══ INPUT RECORDS ══

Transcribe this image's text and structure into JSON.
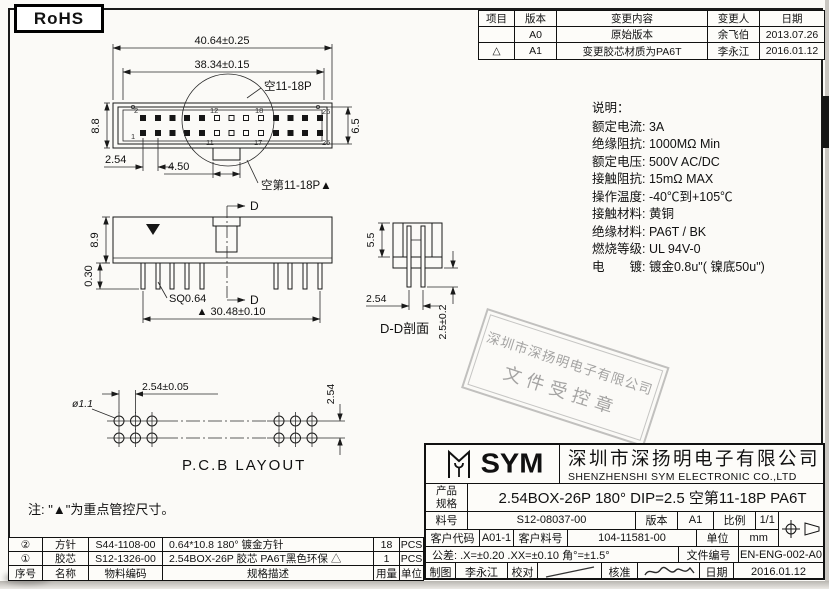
{
  "page": {
    "rohs": "RoHS",
    "note": "注: \"▲\"为重点管控尺寸。"
  },
  "colors": {
    "line": "#1a1a1a",
    "stamp_gray": "#8a8a8a"
  },
  "revision_table": {
    "headers": {
      "item": "项目",
      "version": "版本",
      "content": "变更内容",
      "person": "变更人",
      "date": "日期"
    },
    "rows": [
      {
        "item": "",
        "version": "A0",
        "content": "原始版本",
        "person": "余飞伯",
        "date": "2013.07.26"
      },
      {
        "item": "△",
        "version": "A1",
        "content": "变更胶芯材质为PA6T",
        "person": "李永江",
        "date": "2016.01.12"
      }
    ]
  },
  "specs": {
    "title": "说明：",
    "lines": [
      "额定电流: 3A",
      "绝缘阻抗: 1000MΩ Min",
      "额定电压: 500V AC/DC",
      "接触阻抗: 15mΩ MAX",
      "操作温度: -40℃到+105℃",
      "接触材料: 黄铜",
      "绝缘材料: PA6T / BK",
      "燃烧等级: UL 94V-0",
      "电　　镀: 镀金0.8u\"( 镍底50u\")"
    ]
  },
  "drawing": {
    "top_view": {
      "dim_outer_width": "40.64±0.25",
      "dim_inner_width": "38.34±0.15",
      "dim_height": "8.8",
      "dim_inner_height": "6.5",
      "dim_pitch": "2.54",
      "dim_notch": "4.50",
      "label_vacant_top": "空11-18P",
      "label_vacant_bottom": "空第11-18P▲",
      "pins": {
        "top_first": "2",
        "bottom_first": "1",
        "top_v1": "12",
        "top_v2": "18",
        "top_last": "26",
        "bottom_v1": "11",
        "bottom_v2": "17",
        "bottom_last": "25"
      }
    },
    "front_view": {
      "dim_height": "8.9",
      "dim_standoff": "0.30",
      "label_pin_sq": "SQ0.64",
      "dim_span": "▲ 30.48±0.10",
      "section_mark": "D"
    },
    "section_view": {
      "dim_depth": "5.5",
      "dim_pitch": "2.54",
      "dim_tail": "2.5±0.2",
      "label": "D-D剖面"
    },
    "pcb_view": {
      "dim_hole": "ø1.1",
      "dim_pitch": "2.54±0.05",
      "dim_row_pitch": "2.54",
      "label": "P.C.B LAYOUT"
    }
  },
  "stamp": {
    "line1": "深圳市深扬明电子有限公司",
    "line2": "文件受控章"
  },
  "title_block": {
    "logo_text": "SYM",
    "company_cn": "深圳市深扬明电子有限公司",
    "company_en": "SHENZHENSHI SYM ELECTRONIC CO.,LTD",
    "product_label_1": "产品",
    "product_label_2": "规格",
    "product_value": "2.54BOX-26P  180° DIP=2.5 空第11-18P PA6T",
    "part_no_label": "料号",
    "part_no_value": "S12-08037-00",
    "version_label": "版本",
    "version_value": "A1",
    "scale_label": "比例",
    "scale_value": "1/1",
    "customer_code_label": "客户代码",
    "customer_code_value": "A01-1",
    "customer_part_label": "客户料号",
    "customer_part_value": "104-11581-00",
    "unit_label": "单位",
    "unit_value": "mm",
    "tolerance_text": "公差: .X=±0.20  .XX=±0.10  角°=±1.5°",
    "doc_no_label": "文件编号",
    "doc_no_value": "EN-ENG-002-A0",
    "drawn_label": "制图",
    "drawn_value": "李永江",
    "check_label": "校对",
    "approve_label": "核准",
    "date_label": "日期",
    "date_value": "2016.01.12"
  },
  "bom": {
    "headers": {
      "no": "序号",
      "name": "名称",
      "code": "物料编码",
      "desc": "规格描述",
      "qty": "用量",
      "unit": "单位"
    },
    "rows": [
      {
        "no": "②",
        "name": "方针",
        "code": "S44-1108-00",
        "desc": "0.64*10.8 180° 镀金方针",
        "qty": "18",
        "unit": "PCS"
      },
      {
        "no": "①",
        "name": "胶芯",
        "code": "S12-1326-00",
        "desc": "2.54BOX-26P 胶芯 PA6T黑色环保 △",
        "qty": "1",
        "unit": "PCS"
      }
    ]
  }
}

═══

§ EXERCISE DIRECTIONS
Retype every entry verbatim and exclude the pictures from the copy.

§ THE OUTPUT
Transcribe this image's text and structure into JSON.
{
  "page": {
    "rohs": "RoHS",
    "note": "注: \"▲\"为重点管控尺寸。"
  },
  "colors": {
    "line": "#1a1a1a",
    "stamp_gray": "#8a8a8a"
  },
  "revision_table": {
    "headers": {
      "item": "项目",
      "version": "版本",
      "content": "变更内容",
      "person": "变更人",
      "date": "日期"
    },
    "rows": [
      {
        "item": "",
        "version": "A0",
        "content": "原始版本",
        "person": "余飞伯",
        "date": "2013.07.26"
      },
      {
        "item": "△",
        "version": "A1",
        "content": "变更胶芯材质为PA6T",
        "person": "李永江",
        "date": "2016.01.12"
      }
    ]
  },
  "specs": {
    "title": "说明：",
    "lines": [
      "额定电流: 3A",
      "绝缘阻抗: 1000MΩ Min",
      "额定电压: 500V AC/DC",
      "接触阻抗: 15mΩ MAX",
      "操作温度: -40℃到+105℃",
      "接触材料: 黄铜",
      "绝缘材料: PA6T / BK",
      "燃烧等级: UL 94V-0",
      "电　　镀: 镀金0.8u\"( 镍底50u\")"
    ]
  },
  "drawing": {
    "top_view": {
      "dim_outer_width": "40.64±0.25",
      "dim_inner_width": "38.34±0.15",
      "dim_height": "8.8",
      "dim_inner_height": "6.5",
      "dim_pitch": "2.54",
      "dim_notch": "4.50",
      "label_vacant_top": "空11-18P",
      "label_vacant_bottom": "空第11-18P▲",
      "pins": {
        "top_first": "2",
        "bottom_first": "1",
        "top_v1": "12",
        "top_v2": "18",
        "top_last": "26",
        "bottom_v1": "11",
        "bottom_v2": "17",
        "bottom_last": "25"
      }
    },
    "front_view": {
      "dim_height": "8.9",
      "dim_standoff": "0.30",
      "label_pin_sq": "SQ0.64",
      "dim_span": "▲ 30.48±0.10",
      "section_mark": "D"
    },
    "section_view": {
      "dim_depth": "5.5",
      "dim_pitch": "2.54",
      "dim_tail": "2.5±0.2",
      "label": "D-D剖面"
    },
    "pcb_view": {
      "dim_hole": "ø1.1",
      "dim_pitch": "2.54±0.05",
      "dim_row_pitch": "2.54",
      "label": "P.C.B LAYOUT"
    }
  },
  "stamp": {
    "line1": "深圳市深扬明电子有限公司",
    "line2": "文件受控章"
  },
  "title_block": {
    "logo_text": "SYM",
    "company_cn": "深圳市深扬明电子有限公司",
    "company_en": "SHENZHENSHI SYM ELECTRONIC CO.,LTD",
    "product_label_1": "产品",
    "product_label_2": "规格",
    "product_value": "2.54BOX-26P  180° DIP=2.5 空第11-18P PA6T",
    "part_no_label": "料号",
    "part_no_value": "S12-08037-00",
    "version_label": "版本",
    "version_value": "A1",
    "scale_label": "比例",
    "scale_value": "1/1",
    "customer_code_label": "客户代码",
    "customer_code_value": "A01-1",
    "customer_part_label": "客户料号",
    "customer_part_value": "104-11581-00",
    "unit_label": "单位",
    "unit_value": "mm",
    "tolerance_text": "公差: .X=±0.20  .XX=±0.10  角°=±1.5°",
    "doc_no_label": "文件编号",
    "doc_no_value": "EN-ENG-002-A0",
    "drawn_label": "制图",
    "drawn_value": "李永江",
    "check_label": "校对",
    "approve_label": "核准",
    "date_label": "日期",
    "date_value": "2016.01.12"
  },
  "bom": {
    "headers": {
      "no": "序号",
      "name": "名称",
      "code": "物料编码",
      "desc": "规格描述",
      "qty": "用量",
      "unit": "单位"
    },
    "rows": [
      {
        "no": "②",
        "name": "方针",
        "code": "S44-1108-00",
        "desc": "0.64*10.8 180° 镀金方针",
        "qty": "18",
        "unit": "PCS"
      },
      {
        "no": "①",
        "name": "胶芯",
        "code": "S12-1326-00",
        "desc": "2.54BOX-26P 胶芯 PA6T黑色环保 △",
        "qty": "1",
        "unit": "PCS"
      }
    ]
  }
}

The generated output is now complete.